** SHORT TASK **
Copy out every line in the entries below that includes "detta".

[Extracted data entries]
++++
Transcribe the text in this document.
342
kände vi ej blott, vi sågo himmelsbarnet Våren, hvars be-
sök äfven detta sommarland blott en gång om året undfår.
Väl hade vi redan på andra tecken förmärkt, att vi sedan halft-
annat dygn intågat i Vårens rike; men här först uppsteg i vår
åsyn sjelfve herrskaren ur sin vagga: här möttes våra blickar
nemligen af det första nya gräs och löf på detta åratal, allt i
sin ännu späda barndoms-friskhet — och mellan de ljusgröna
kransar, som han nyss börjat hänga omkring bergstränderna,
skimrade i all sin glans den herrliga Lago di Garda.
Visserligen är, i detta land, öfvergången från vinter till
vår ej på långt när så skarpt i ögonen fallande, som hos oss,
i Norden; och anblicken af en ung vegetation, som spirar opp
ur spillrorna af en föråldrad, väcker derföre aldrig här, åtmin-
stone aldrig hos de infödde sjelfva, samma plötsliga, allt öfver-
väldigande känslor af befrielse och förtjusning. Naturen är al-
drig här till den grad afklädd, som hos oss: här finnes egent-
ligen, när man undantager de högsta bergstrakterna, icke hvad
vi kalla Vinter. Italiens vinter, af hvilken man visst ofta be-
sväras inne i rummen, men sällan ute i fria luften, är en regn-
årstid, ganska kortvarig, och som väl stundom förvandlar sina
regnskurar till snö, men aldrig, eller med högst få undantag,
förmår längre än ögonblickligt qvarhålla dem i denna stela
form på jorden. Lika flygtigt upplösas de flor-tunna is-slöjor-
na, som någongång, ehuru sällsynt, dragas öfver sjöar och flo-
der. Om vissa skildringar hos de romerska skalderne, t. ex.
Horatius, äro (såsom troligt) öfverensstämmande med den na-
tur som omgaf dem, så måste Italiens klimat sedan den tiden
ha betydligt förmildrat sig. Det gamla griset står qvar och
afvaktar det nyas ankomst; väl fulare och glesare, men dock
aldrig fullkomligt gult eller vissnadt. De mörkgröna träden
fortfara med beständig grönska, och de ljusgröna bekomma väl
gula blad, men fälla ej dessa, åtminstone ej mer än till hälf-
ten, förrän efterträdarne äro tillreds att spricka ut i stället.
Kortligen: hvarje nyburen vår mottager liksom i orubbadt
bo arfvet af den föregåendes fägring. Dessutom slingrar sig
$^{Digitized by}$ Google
++++
** WRITTEN ANSWER **
sök äfven detta sommarland blott en gång om året undfår.
nemligen af det första nya gräs och löf på detta åratal, allt i
Visserligen är, i detta land, öfvergången från vinter till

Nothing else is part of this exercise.